» Short problem
Return a copy of every line in the records that includes the word "inventario".

» Saved entries
########

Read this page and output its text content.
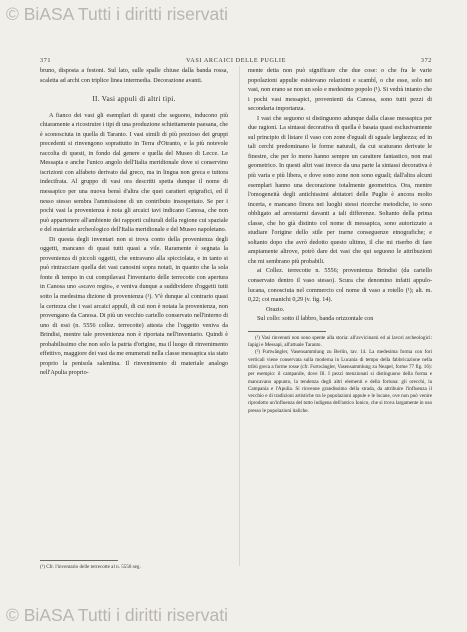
© BiASA Tutti i diritti riservati
371	VASI ARCAICI DELLE PUGLIE	372

bruno, disposta a festoni. Sul lato, sulle spalle chiuse dalla banda rossa, scaletta ad archi con triplice linea intermedia. Decorazione avanti.

II. Vasi appuli di altri tipi.

A fianco dei vasi gli esemplari di questi che seguono, inducono più chiaramente a ricostruire i tipi di una produzione schiettamente paesana, che è sconosciuta in quella di Taranto. I vasi simili di più prezioso dei gruppi precedenti si rinvengono soprattutto in Terra d'Otranto, e la più notevole raccolta di questi, in fondo dal genere e quella del Museo di Lecce. Le Messapia e anche l'unico angolo dell'Italia meridionale dove si conservino iscrizioni con alfabeto derivato dal greco, ma in lingua non greca e tuttora indecifrata. Al gruppo di vasi ora descritti spetta dunque il nome di messapico per una nuova bensì d'altra che quei caratteri epigrafici, ed il nesso stesso sembra l'ammissione di un contributo insospettato. Se per i pochi vasi la provenienza è nota gli arcaici tavi indicano Canosa, che non può appartenere all'ambiente dei rapporti culturali della regione cui spaziale e del materiale archeologico dell'Italia meridionale e del Museo napoletano.

Di questa degli inventari non si trova conto della provenienza degli oggetti, mancano di quasi tutti quasi a vile. Raramente è segnata la provenienza di piccoli oggetti, che entravano alla spicciolata, e in tanto si può rintracciare quella dei vasi canosini sopra notati, in quanto che la sola fonte di tempo in cui compilavasi l'inventario delle terrecotte con apertura in Canosa uno «scavo regio», e veniva dunque a suddividere d'oggetti tutti sotto la medesima dizione di provenienza (¹). V'è dunque al contrario quasi la certezza che i vasi arcaici appuli, di cui non è notata la provenienza, non provengano da Canosa. Di più un vecchio cartello conservato nell'interno di uno di essi (n. 5556 collez. terrecotte) attesta che l'oggetto veniva da Brindisi, mentre tale provenienza non è riportata nell'inventario. Quindi è probabilissimo che non solo la patria d'origine, ma il luogo di rinvenimento effettivo, maggiore dei vasi da me enumerati nella classe messapica sia stato proprio la penisola salentina. Il rinvenimento di materiale analogo nell'Apulia proprio-

(¹) Cfr. l'inventario delle terrecotte al n. 5558 seg.

mente detta non può significare che due cose: o che fra le varie popolazioni appulie esistevano relazioni e scambî, o che esse, solo nei vasi, non erano se non un solo e medesimo popolo (¹). Si vedrà intanto che i pochi vasi messapici, provenienti da Canosa, sono tutti pezzi di secondaria importanza.

I vasi che seguono si distinguono adunque dalla classe messapica per due ragioni. La sintassi decorativa di quella è basata quasi esclusivamente sul principio di listare il vaso con zone d'eguali di sguale larghezza; ed in tali cerchi predominano le forme naturali, da cui scaturano derivate le finestre, che per lo meno hanno sempre un carattere fantastico, non mai geometrico. In questi altri vasi invece da una parte la sintassi decorativa è più varia e più libera, e dove sono zone non sono eguali; dall'altra alcuni esemplari hanno una decorazione totalmente geometrica. Ora, mentre l'omogeneità degli antichissimi abitatori delle Puglie è ancora molto incerta, e mancano finora nei luoghi stessi ricerche metodiche, io sono obbligato ad arrestarmi davanti a tali differenze. Soltanto della prima classe, che ho già distinto col nome di messapica, sono autorizzato a studiare l'origine dello stile per trarne conseguenze etnografiche; e soltanto dopo che avrò dedotto questo ultimo, il che mi riserbo di fare ampiamente altrove, potrò dare dei vasi che qui seguono le attribuzioni che mi sembrano più probabili.

ai Collez. terrecotte n. 5556; provenienza Brindisi (da cartello conservato dentro il vaso stesso). Scura che denomino infatti appulo-lucana, conosciuta nel commercio col nome di vaso a rotello (¹); alt. m. 0,22; coi manichi 0,29 (v. fig. 14).

Orazio.

Sul collo: sotto il labbro, banda orizzontale con

(¹) Vasi rinvenuti non sono spente alla storia: all'avvicinarsi ed ai lavori archeologici: Iapigi e Messapi, all'attuale Taranto.

(²) Furtwängler, Vasensammlung zu Berlin, tav. 14. La medesima forma con fori verticali viene conservata sulla moderna in Lucania di tempo della fabbricazione nella tribù greca a forme rosse (cfr. Furtwängler, Vasensammlung zu Neapel, forme 77 fig. 16): per esempio: il campanile, dove Ill. I pezzi menzionati si distinguono della forma e mancavano appunto, la tendenza degli altri elementi e della fortuna: gli orecchi, la Campania e l'Apulia. Si rinvenne grandissimo della strada, da attribuire l'influenza il vecchio e di tradizioni artistiche tra le popolazioni appule e le lucane, ove non può venire riprodotto un'influenza del tutto indigena dell'antico Ionico, che si trova largamente in uso presso le popolazioni italiche.

© BiASA Tutti i diritti riservati
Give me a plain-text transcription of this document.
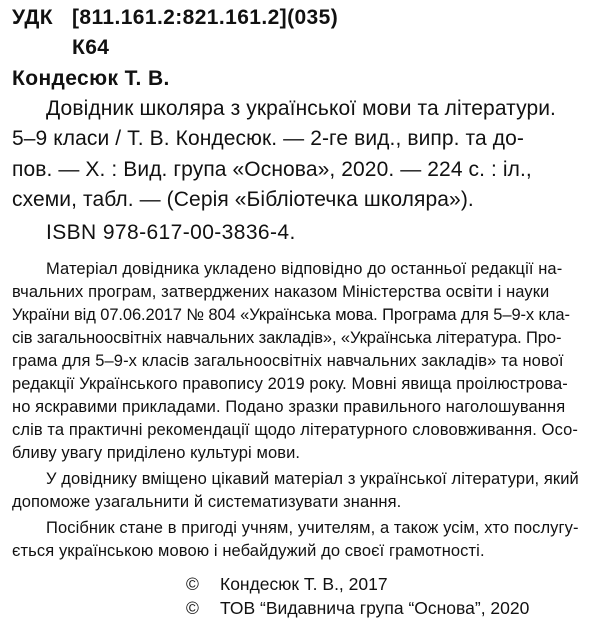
УДК [811.161.2:821.161.2](035)
К64
Кондесюк Т. В.
Довідник школяра з української мови та літератури.
5–9 класи / Т. В. Кондесюк. — 2-ге вид., випр. та до-
пов. — Х. : Вид. група «Основа», 2020. — 224 с. : іл.,
схеми, табл. — (Серія «Бібліотечка школяра»).
ISBN 978-617-00-3836-4.
Матеріал довідника укладено відповідно до останньої редакції на-
вчальних програм, затверджених наказом Міністерства освіти і науки
України від 07.06.2017 № 804 «Українська мова. Програма для 5–9-х кла-
сів загальноосвітніх навчальних закладів», «Українська література. Про-
грама для 5–9-х класів загальноосвітніх навчальних закладів» та нової
редакції Українського правопису 2019 року. Мовні явища проілюстрова-
но яскравими прикладами. Подано зразки правильного наголошування
слів та практичні рекомендації щодо літературного слововживання. Осо-
бливу увагу приділено культурі мови.
У довіднику вміщено цікавий матеріал з української літератури, який
допоможе узагальнити й систематизувати знання.
Посібник стане в пригоді учням, учителям, а також усім, хто послугу-
ється українською мовою і небайдужий до своєї грамотності.
© Кондесюк Т. В., 2017
© ТОВ “Видавнича група “Основа”, 2020
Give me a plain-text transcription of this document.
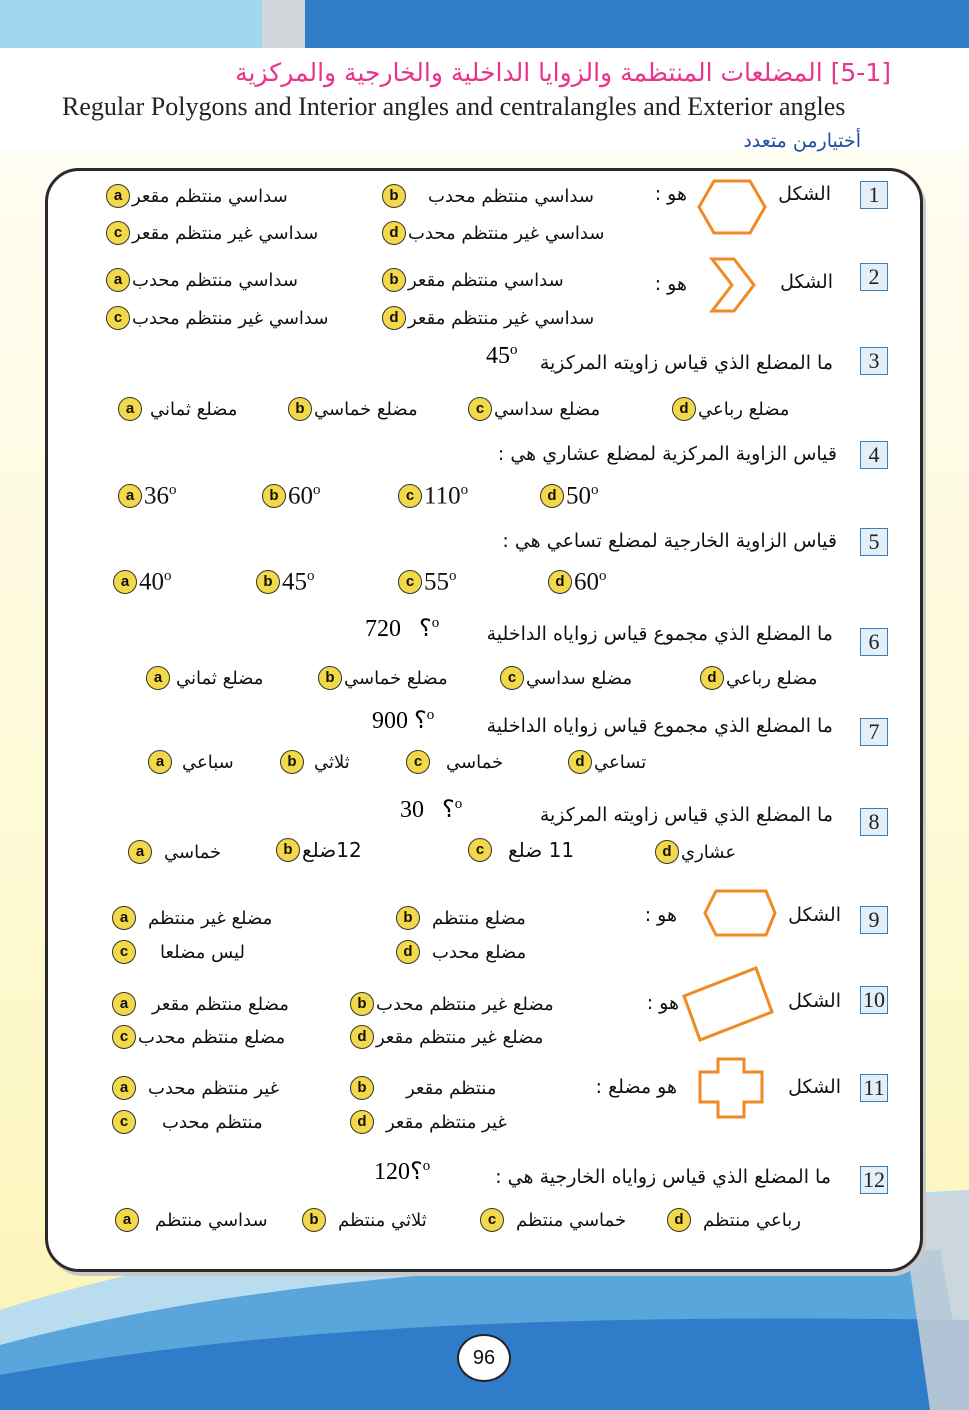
[5-1] المضلعات المنتظمة والزوايا الداخلية والخارجية والمركزية
Regular Polygons and Interior angles and centralangles and Exterior angles
أختيارمن متعدد
1
الشكل
هو :
a سداسي منتظم مقعر	b	سداسي منتظم محدب
c سداسي غير منتظم مقعر	d سداسي غير منتظم محدب
2
الشكل
هو :
a سداسي منتظم محدب	b سداسي منتظم مقعر
c سداسي غير منتظم محدب	d سداسي غير منتظم مقعر
3
ما المضلع الذي قياس زاويته المركزية
45$^o$
a مضلع ثماني	b مضلع خماسي	c مضلع سداسي	d مضلع رباعي
4
قياس الزاوية المركزية لمضلع عشاري هي :
a 36$^o$	b 60$^o$	c 110$^o$	d 50$^o$
5
قياس الزاوية الخارجية لمضلع تساعي هي :
a 40$^o$	b 45$^o$	c 55$^o$	d 60$^o$
6
ما المضلع الذي مجموع قياس زواياه الداخلية
؟   720 $^o$
a مضلع ثماني	b مضلع خماسي	c مضلع سداسي	d مضلع رباعي
7
ما المضلع الذي مجموع قياس زواياه الداخلية
؟ 900 $^o$
a سباعي	b ثلاثي	c	خماسي	d تساعي
8
ما المضلع الذي قياس زاويته المركزية
؟   30 $^o$
a	خماسي	b 12ضلع	c	11 ضلع	d عشاري
9
الشكل
هو :
a	مضلع غير منتظم	b	مضلع منتظم
c	ليس مضلعا	d	مضلع محدب
10
الشكل
هو :
a	مضلع منتظم مقعر	b مضلع غير منتظم محدب
c مضلع منتظم محدب	d مضلع غير منتظم مقعر
11
الشكل
هو مضلع :
a	غير منتظم محدب	b	منتظم مقعر
c	منتظم محدب	d	غير منتظم مقعر
12
ما المضلع الذي قياس زواياه الخارجية هي :
؟120 $^o$
a	سداسي منتظم	b	ثلاثي منتظم	c	خماسي منتظم	d	رباعي منتظم
96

########

» Written solution
Di questa degli inventari non si trova conto della provenienza degli oggetti, mancano di quasi tutti quasi a vile. Raramente è segnata la provenienza di piccoli oggetti, che entravano alla spicciolata, e in tanto si può rintracciare quella dei vasi canosini sopra notati, in quanto che la sola fonte di tempo in cui compilavasi l'inventario delle terrecotte con apertura in Canosa uno «scavo regio», e veniva dunque a suddividere d'oggetti tutti sotto la medesima dizione di provenienza (¹). V'è dunque al contrario quasi la certezza che i vasi arcaici appuli, di cui non è notata la provenienza, non provengano da Canosa. Di più un vecchio cartello conservato nell'interno di uno di essi (n. 5556 collez. terrecotte) attesta che l'oggetto veniva da Brindisi, mentre tale provenienza non è riportata nell'inventario. Quindi è probabilissimo che non solo la patria d'origine, ma il luogo di rinvenimento effettivo, maggiore dei vasi da me enumerati nella classe messapica sia stato proprio la penisola salentina. Il rinvenimento di materiale analogo nell'Apulia proprio-
(¹) Cfr. l'inventario delle terrecotte al n. 5558 seg.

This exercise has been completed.